--- What needs to be done ---
Please rewrite the records from the line that has "68, 104, 82]" through the line that has "dialog-client-area: Panel Config", changing "palette" to "color" and leaving everything else as it is. Return only those lines.

--- Records provided ---
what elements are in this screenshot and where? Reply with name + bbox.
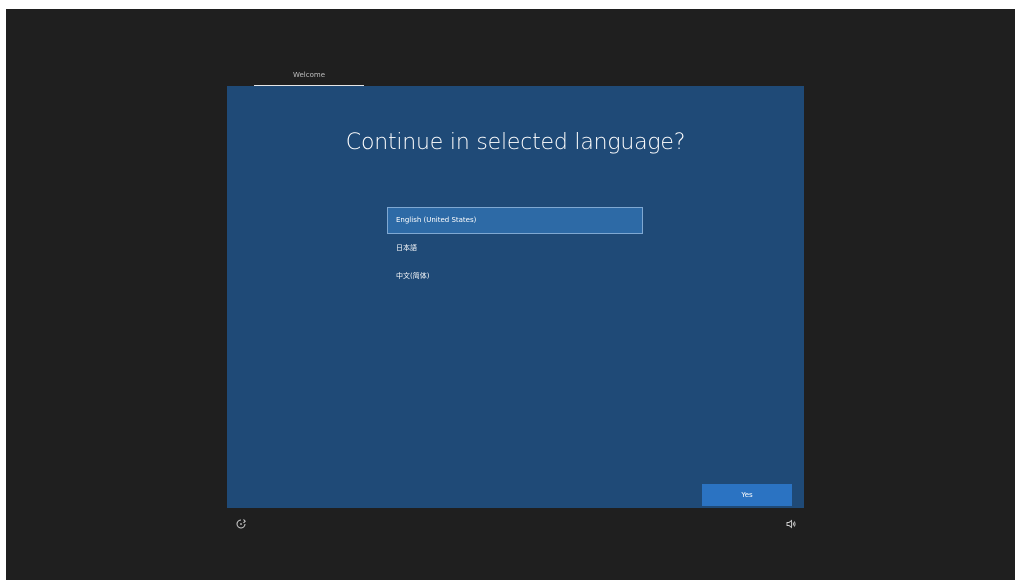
volume-icon[interactable]	[785, 518, 797, 530]
tab-strip: Welcome	[254, 68, 364, 86]
language-option-chinese[interactable]: 中文(简体)	[387, 263, 643, 290]
language-option-english[interactable]: English (United States)	[387, 207, 643, 234]
page-title: Continue in selected language?	[345, 130, 686, 155]
language-option-japanese[interactable]: 日本語	[387, 235, 643, 262]
yes-button[interactable]: Yes	[702, 484, 792, 506]
setup-screen: Welcome Continue in selected language? E…	[6, 9, 1015, 580]
language-list: English (United States) 日本語 中文(简体)	[387, 207, 643, 291]
accessibility-icon[interactable]	[235, 518, 247, 530]
setup-panel: Continue in selected language? English (…	[227, 86, 804, 508]
tab-welcome[interactable]: Welcome	[254, 68, 364, 86]
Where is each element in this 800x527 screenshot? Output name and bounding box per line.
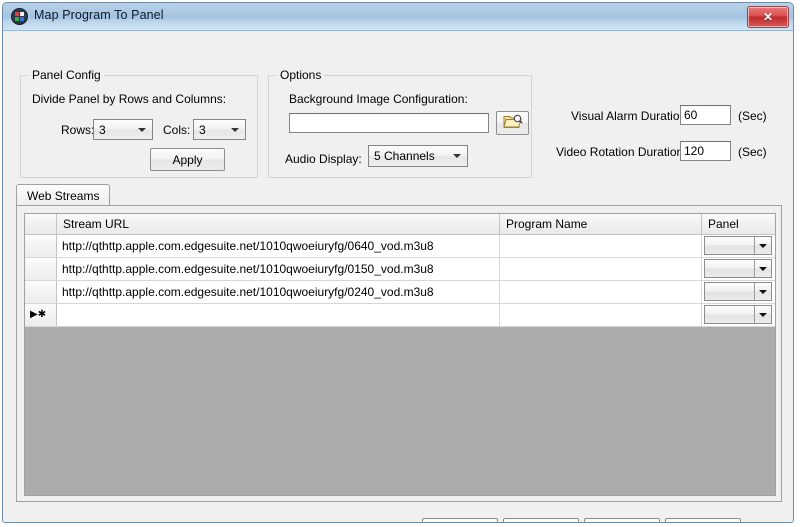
panel-config-title: Panel Config	[29, 68, 104, 82]
web-streams-grid[interactable]: Stream URL Program Name Panel http://qth…	[24, 213, 776, 496]
cell-panel[interactable]	[702, 258, 775, 280]
rows-value: 3	[99, 123, 106, 137]
tab-page-web-streams: Stream URL Program Name Panel http://qth…	[16, 205, 782, 502]
grid-header-rowselector	[25, 214, 57, 234]
app-palette-icon	[11, 8, 28, 25]
cell-program-name[interactable]	[500, 304, 702, 326]
dialog-client-area: Panel Config Divide Panel by Rows and Co…	[3, 31, 793, 523]
cell-stream-url[interactable]: http://qthttp.apple.com.edgesuite.net/10…	[57, 281, 500, 303]
visual-alarm-duration-unit: (Sec)	[738, 109, 767, 123]
row-marker[interactable]	[25, 258, 57, 280]
cell-program-name[interactable]	[500, 281, 702, 303]
background-image-input[interactable]	[289, 113, 489, 133]
options-title: Options	[277, 68, 324, 82]
panel-dropdown[interactable]	[704, 305, 772, 324]
audio-display-value: 5 Channels	[374, 149, 435, 163]
window-title: Map Program To Panel	[34, 8, 164, 22]
divide-panel-label: Divide Panel by Rows and Columns:	[32, 92, 226, 106]
grid-header-panel[interactable]: Panel	[702, 214, 775, 234]
apply-button[interactable]: Apply	[665, 518, 741, 523]
folder-search-icon	[503, 113, 523, 133]
row-marker[interactable]	[25, 235, 57, 257]
background-image-label: Background Image Configuration:	[289, 92, 468, 106]
tab-strip: Web Streams	[16, 184, 782, 206]
chevron-down-icon	[759, 244, 767, 248]
chevron-down-icon	[759, 290, 767, 294]
cols-value: 3	[199, 123, 206, 137]
cell-stream-url[interactable]	[57, 304, 500, 326]
title-bar: Map Program To Panel ✕	[3, 3, 793, 31]
table-row[interactable]: http://qthttp.apple.com.edgesuite.net/10…	[25, 281, 775, 304]
new-row-marker-label: ▶✱	[27, 310, 46, 320]
table-row[interactable]: http://qthttp.apple.com.edgesuite.net/10…	[25, 258, 775, 281]
audio-display-dropdown[interactable]: 5 Channels	[368, 145, 468, 167]
tab-web-streams[interactable]: Web Streams	[16, 184, 110, 206]
table-row[interactable]: http://qthttp.apple.com.edgesuite.net/10…	[25, 235, 775, 258]
chevron-down-icon	[231, 128, 239, 132]
rows-label: Rows:	[61, 123, 94, 137]
cols-label: Cols:	[163, 123, 190, 137]
cancel-button[interactable]: Cancel	[584, 518, 660, 523]
visual-alarm-duration-input[interactable]	[680, 105, 731, 125]
grid-header-row: Stream URL Program Name Panel	[25, 214, 775, 235]
chevron-down-icon	[759, 313, 767, 317]
panel-dropdown[interactable]	[704, 282, 772, 301]
cell-program-name[interactable]	[500, 258, 702, 280]
cell-program-name[interactable]	[500, 235, 702, 257]
browse-button[interactable]	[496, 111, 529, 135]
chevron-down-icon	[138, 128, 146, 132]
panel-apply-button[interactable]: Apply	[150, 148, 225, 171]
cell-panel[interactable]	[702, 281, 775, 303]
rows-dropdown[interactable]: 3	[93, 119, 153, 140]
cols-dropdown[interactable]: 3	[193, 119, 246, 140]
cell-panel[interactable]	[702, 304, 775, 326]
video-rotation-duration-unit: (Sec)	[738, 145, 767, 159]
row-marker[interactable]	[25, 281, 57, 303]
panel-dropdown[interactable]	[704, 259, 772, 278]
tab-web-streams-label: Web Streams	[27, 189, 99, 203]
panel-config-group: Panel Config Divide Panel by Rows and Co…	[20, 75, 258, 178]
close-icon: ✕	[748, 7, 788, 27]
table-row-new[interactable]: ▶✱	[25, 304, 775, 327]
auto-map-button[interactable]: Auto Map	[422, 518, 498, 523]
cell-stream-url[interactable]: http://qthttp.apple.com.edgesuite.net/10…	[57, 235, 500, 257]
ok-button[interactable]: OK	[503, 518, 579, 523]
dialog-window: Map Program To Panel ✕ Panel Config Divi…	[2, 2, 794, 523]
cell-panel[interactable]	[702, 235, 775, 257]
visual-alarm-duration-label: Visual Alarm Duration:	[571, 109, 690, 123]
audio-display-label: Audio Display:	[285, 152, 362, 166]
chevron-down-icon	[759, 267, 767, 271]
grid-header-stream-url[interactable]: Stream URL	[57, 214, 500, 234]
video-rotation-duration-label: Video Rotation Duration:	[556, 145, 687, 159]
cell-stream-url[interactable]: http://qthttp.apple.com.edgesuite.net/10…	[57, 258, 500, 280]
panel-dropdown[interactable]	[704, 236, 772, 255]
video-rotation-duration-input[interactable]	[680, 141, 731, 161]
close-button[interactable]: ✕	[747, 6, 789, 28]
grid-header-program-name[interactable]: Program Name	[500, 214, 702, 234]
chevron-down-icon	[453, 154, 461, 158]
new-row-marker[interactable]: ▶✱	[25, 304, 57, 326]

--- Expected output ---
panel-config-title: Panel Config	[29, 68, 104, 82]
web-streams-grid[interactable]: Stream URL Program Name Panel http://qth…	[24, 213, 776, 496]
cell-panel[interactable]	[702, 258, 775, 280]
rows-value: 3	[99, 123, 106, 137]
tab-page-web-streams: Stream URL Program Name Panel http://qth…	[16, 205, 782, 502]
grid-header-rowselector	[25, 214, 57, 234]
app-color-icon	[11, 8, 28, 25]
cell-program-name[interactable]	[500, 304, 702, 326]
dialog-client-area: Panel Config Divide Panel by Rows and Co…	[3, 31, 793, 523]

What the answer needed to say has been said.